## TASK TO COMPLETE
Quote the full listing word for word.

## MATERIAL SHOWN
......

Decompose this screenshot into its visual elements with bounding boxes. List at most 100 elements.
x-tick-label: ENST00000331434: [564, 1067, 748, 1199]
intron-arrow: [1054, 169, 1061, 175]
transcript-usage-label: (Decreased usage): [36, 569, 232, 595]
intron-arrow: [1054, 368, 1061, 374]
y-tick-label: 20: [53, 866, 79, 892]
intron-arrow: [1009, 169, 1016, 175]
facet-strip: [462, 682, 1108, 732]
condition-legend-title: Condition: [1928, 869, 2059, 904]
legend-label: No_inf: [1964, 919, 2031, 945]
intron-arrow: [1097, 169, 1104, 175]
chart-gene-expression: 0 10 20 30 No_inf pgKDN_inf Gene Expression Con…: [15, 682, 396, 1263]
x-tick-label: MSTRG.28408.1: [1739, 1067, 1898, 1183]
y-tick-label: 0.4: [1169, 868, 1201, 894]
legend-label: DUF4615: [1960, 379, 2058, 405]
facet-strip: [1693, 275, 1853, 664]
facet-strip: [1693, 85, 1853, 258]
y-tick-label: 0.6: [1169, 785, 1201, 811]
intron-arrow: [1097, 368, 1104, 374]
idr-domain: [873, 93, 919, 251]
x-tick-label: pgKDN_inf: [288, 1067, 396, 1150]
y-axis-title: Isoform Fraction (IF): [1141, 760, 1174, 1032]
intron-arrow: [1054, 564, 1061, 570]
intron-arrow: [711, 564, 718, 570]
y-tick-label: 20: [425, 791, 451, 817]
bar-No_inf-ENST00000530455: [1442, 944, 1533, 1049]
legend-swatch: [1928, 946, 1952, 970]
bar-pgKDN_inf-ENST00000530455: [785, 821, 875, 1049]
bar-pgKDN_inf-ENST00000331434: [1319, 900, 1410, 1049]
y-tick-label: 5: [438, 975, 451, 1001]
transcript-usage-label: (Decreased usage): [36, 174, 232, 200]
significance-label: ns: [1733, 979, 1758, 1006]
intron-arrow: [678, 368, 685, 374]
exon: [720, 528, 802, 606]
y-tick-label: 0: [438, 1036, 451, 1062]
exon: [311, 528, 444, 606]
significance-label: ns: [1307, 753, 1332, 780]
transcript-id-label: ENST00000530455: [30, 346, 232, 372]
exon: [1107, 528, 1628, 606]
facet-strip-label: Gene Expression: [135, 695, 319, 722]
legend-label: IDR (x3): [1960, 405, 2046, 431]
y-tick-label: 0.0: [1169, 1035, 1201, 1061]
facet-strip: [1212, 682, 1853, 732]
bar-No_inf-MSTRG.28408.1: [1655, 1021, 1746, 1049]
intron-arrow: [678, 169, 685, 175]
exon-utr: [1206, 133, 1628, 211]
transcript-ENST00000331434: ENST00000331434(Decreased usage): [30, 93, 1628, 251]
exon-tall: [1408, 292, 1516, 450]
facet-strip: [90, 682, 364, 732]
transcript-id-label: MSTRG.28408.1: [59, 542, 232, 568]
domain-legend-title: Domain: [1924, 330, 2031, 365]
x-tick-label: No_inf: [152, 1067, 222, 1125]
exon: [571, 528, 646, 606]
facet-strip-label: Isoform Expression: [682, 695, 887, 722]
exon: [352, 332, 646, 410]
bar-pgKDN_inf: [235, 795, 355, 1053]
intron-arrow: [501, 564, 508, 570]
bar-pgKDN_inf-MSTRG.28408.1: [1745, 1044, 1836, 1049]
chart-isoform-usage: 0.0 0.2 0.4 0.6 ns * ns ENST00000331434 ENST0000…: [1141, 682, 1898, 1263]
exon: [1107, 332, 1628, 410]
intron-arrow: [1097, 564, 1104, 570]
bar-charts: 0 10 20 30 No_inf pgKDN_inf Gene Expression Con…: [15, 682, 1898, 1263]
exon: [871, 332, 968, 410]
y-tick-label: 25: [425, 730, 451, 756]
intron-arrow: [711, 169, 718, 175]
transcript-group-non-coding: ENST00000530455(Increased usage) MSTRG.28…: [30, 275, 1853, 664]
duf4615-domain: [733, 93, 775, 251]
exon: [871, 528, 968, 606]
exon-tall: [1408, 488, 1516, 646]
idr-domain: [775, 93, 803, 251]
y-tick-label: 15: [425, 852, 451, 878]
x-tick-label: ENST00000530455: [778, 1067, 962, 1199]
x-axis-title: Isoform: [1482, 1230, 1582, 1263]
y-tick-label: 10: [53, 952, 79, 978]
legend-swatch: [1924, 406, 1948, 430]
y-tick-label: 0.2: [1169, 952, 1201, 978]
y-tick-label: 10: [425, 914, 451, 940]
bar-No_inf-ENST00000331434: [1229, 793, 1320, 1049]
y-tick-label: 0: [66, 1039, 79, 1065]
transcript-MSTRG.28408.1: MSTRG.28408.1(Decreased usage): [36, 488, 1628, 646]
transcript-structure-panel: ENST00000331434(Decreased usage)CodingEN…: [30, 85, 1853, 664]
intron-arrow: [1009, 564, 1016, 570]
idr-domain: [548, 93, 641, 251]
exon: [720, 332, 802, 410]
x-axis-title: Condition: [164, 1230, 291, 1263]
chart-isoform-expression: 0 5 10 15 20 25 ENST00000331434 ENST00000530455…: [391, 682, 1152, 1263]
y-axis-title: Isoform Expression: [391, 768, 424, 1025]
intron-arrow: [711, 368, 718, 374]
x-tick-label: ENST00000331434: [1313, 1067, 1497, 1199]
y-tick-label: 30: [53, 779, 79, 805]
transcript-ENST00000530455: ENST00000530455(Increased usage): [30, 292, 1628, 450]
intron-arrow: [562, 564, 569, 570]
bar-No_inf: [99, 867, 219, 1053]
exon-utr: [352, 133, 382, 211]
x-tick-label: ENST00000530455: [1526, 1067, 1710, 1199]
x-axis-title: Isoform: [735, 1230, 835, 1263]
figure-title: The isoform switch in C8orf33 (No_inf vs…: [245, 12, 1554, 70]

......

## REPLY TO THE TASK
Decompose this screenshot into its visual elements with bounding boxes. List at most 100 elements.
x-tick-label: ENST00000331434: [564, 1067, 748, 1199]
intron-arrow: [1054, 169, 1061, 175]
transcript-usage-label: (Decreased usage): [36, 569, 232, 595]
intron-arrow: [1054, 368, 1061, 374]
y-tick-label: 20: [53, 866, 79, 892]
intron-arrow: [1009, 169, 1016, 175]
facet-strip: [462, 682, 1108, 732]
condition-legend-title: Condition: [1928, 869, 2059, 904]
legend-label: No_inf: [1964, 919, 2031, 945]
intron-arrow: [1097, 169, 1104, 175]
chart-gene-expression: 0 10 20 30 No_inf pgKDN_inf Gene Expression Con…: [15, 682, 396, 1263]
x-tick-label: MSTRG.28408.1: [1739, 1067, 1898, 1183]
y-tick-label: 0.4: [1169, 868, 1201, 894]
legend-label: DUF4615: [1960, 379, 2058, 405]
facet-strip: [1693, 275, 1853, 664]
facet-strip: [1693, 85, 1853, 258]
y-tick-label: 0.6: [1169, 785, 1201, 811]
intron-arrow: [1097, 368, 1104, 374]
idr-domain: [873, 93, 919, 251]
x-tick-label: pgKDN_inf: [288, 1067, 396, 1150]
y-axis-title: Isoform Fraction (IF): [1141, 760, 1174, 1032]
intron-arrow: [1054, 564, 1061, 570]
intron-arrow: [711, 564, 718, 570]
y-tick-label: 20: [425, 791, 451, 817]
bar-No_inf-ENST00000530455: [1442, 944, 1533, 1049]
legend-swatch: [1928, 946, 1952, 970]
bar-pgKDN_inf-ENST00000530455: [785, 821, 875, 1049]
bar-pgKDN_inf-ENST00000331434: [1319, 900, 1410, 1049]
y-tick-label: 5: [438, 975, 451, 1001]
transcript-usage-label: (Decreased usage): [36, 174, 232, 200]
significance-label: ns: [1733, 979, 1758, 1006]
intron-arrow: [678, 368, 685, 374]
exon: [720, 528, 802, 606]
y-tick-label: 0: [438, 1036, 451, 1062]
exon: [311, 528, 444, 606]
significance-label: ns: [1307, 753, 1332, 780]
transcript-id-label: ENST00000530455: [30, 346, 232, 372]
exon: [1107, 528, 1628, 606]
facet-strip-label: Gene Expression: [135, 695, 319, 722]
legend-label: IDR (x3): [1960, 405, 2046, 431]
y-tick-label: 0.0: [1169, 1035, 1201, 1061]
facet-strip: [1212, 682, 1853, 732]
bar-No_inf-MSTRG.28408.1: [1655, 1021, 1746, 1049]
intron-arrow: [678, 169, 685, 175]
exon-utr: [1206, 133, 1628, 211]
transcript-ENST00000331434: ENST00000331434(Decreased usage): [30, 93, 1628, 251]
exon-tall: [1408, 292, 1516, 450]
facet-strip: [90, 682, 364, 732]
transcript-id-label: MSTRG.28408.1: [59, 542, 232, 568]
domain-legend-title: Domain: [1924, 330, 2031, 365]
x-tick-label: No_inf: [152, 1067, 222, 1125]
exon: [571, 528, 646, 606]
facet-strip-label: Isoform Expression: [682, 695, 887, 722]
exon: [352, 332, 646, 410]
bar-pgKDN_inf: [235, 795, 355, 1053]
intron-arrow: [501, 564, 508, 570]
bar-pgKDN_inf-MSTRG.28408.1: [1745, 1044, 1836, 1049]
chart-isoform-usage: 0.0 0.2 0.4 0.6 ns * ns ENST00000331434 ENST0000…: [1141, 682, 1898, 1263]
exon: [1107, 332, 1628, 410]
intron-arrow: [1097, 564, 1104, 570]
bar-charts: 0 10 20 30 No_inf pgKDN_inf Gene Expression Con…: [15, 682, 1898, 1263]
exon: [871, 332, 968, 410]
y-tick-label: 25: [425, 730, 451, 756]
intron-arrow: [711, 169, 718, 175]
transcript-group-non-coding: ENST00000530455(Increased usage) MSTRG.28…: [30, 275, 1853, 664]
duf4615-domain: [733, 93, 775, 251]
exon: [871, 528, 968, 606]
exon-tall: [1408, 488, 1516, 646]
idr-domain: [775, 93, 803, 251]
y-tick-label: 15: [425, 852, 451, 878]
x-tick-label: ENST00000530455: [778, 1067, 962, 1199]
x-axis-title: Isoform: [1482, 1230, 1582, 1263]
y-tick-label: 10: [53, 952, 79, 978]
legend-swatch: [1924, 406, 1948, 430]
y-tick-label: 0.2: [1169, 952, 1201, 978]
y-tick-label: 10: [425, 914, 451, 940]
bar-No_inf-ENST00000331434: [1229, 793, 1320, 1049]
y-tick-label: 0: [66, 1039, 79, 1065]
transcript-MSTRG.28408.1: MSTRG.28408.1(Decreased usage): [36, 488, 1628, 646]
transcript-structure-panel: ENST00000331434(Decreased usage)CodingEN…: [30, 85, 1853, 664]
intron-arrow: [1009, 564, 1016, 570]
idr-domain: [548, 93, 641, 251]
exon: [720, 332, 802, 410]
x-axis-title: Condition: [164, 1230, 291, 1263]
chart-isoform-expression: 0 5 10 15 20 25 ENST00000331434 ENST00000530455…: [391, 682, 1152, 1263]
y-axis-title: Isoform Expression: [391, 768, 424, 1025]
intron-arrow: [711, 368, 718, 374]
x-tick-label: ENST00000331434: [1313, 1067, 1497, 1199]
y-tick-label: 30: [53, 779, 79, 805]
transcript-ENST00000530455: ENST00000530455(Increased usage): [30, 292, 1628, 450]
intron-arrow: [562, 564, 569, 570]
bar-No_inf: [99, 867, 219, 1053]
exon-utr: [352, 133, 382, 211]
x-tick-label: ENST00000530455: [1526, 1067, 1710, 1199]
x-axis-title: Isoform: [735, 1230, 835, 1263]
figure-title: The isoform switch in C8orf33 (No_inf vs…: [245, 12, 1554, 70]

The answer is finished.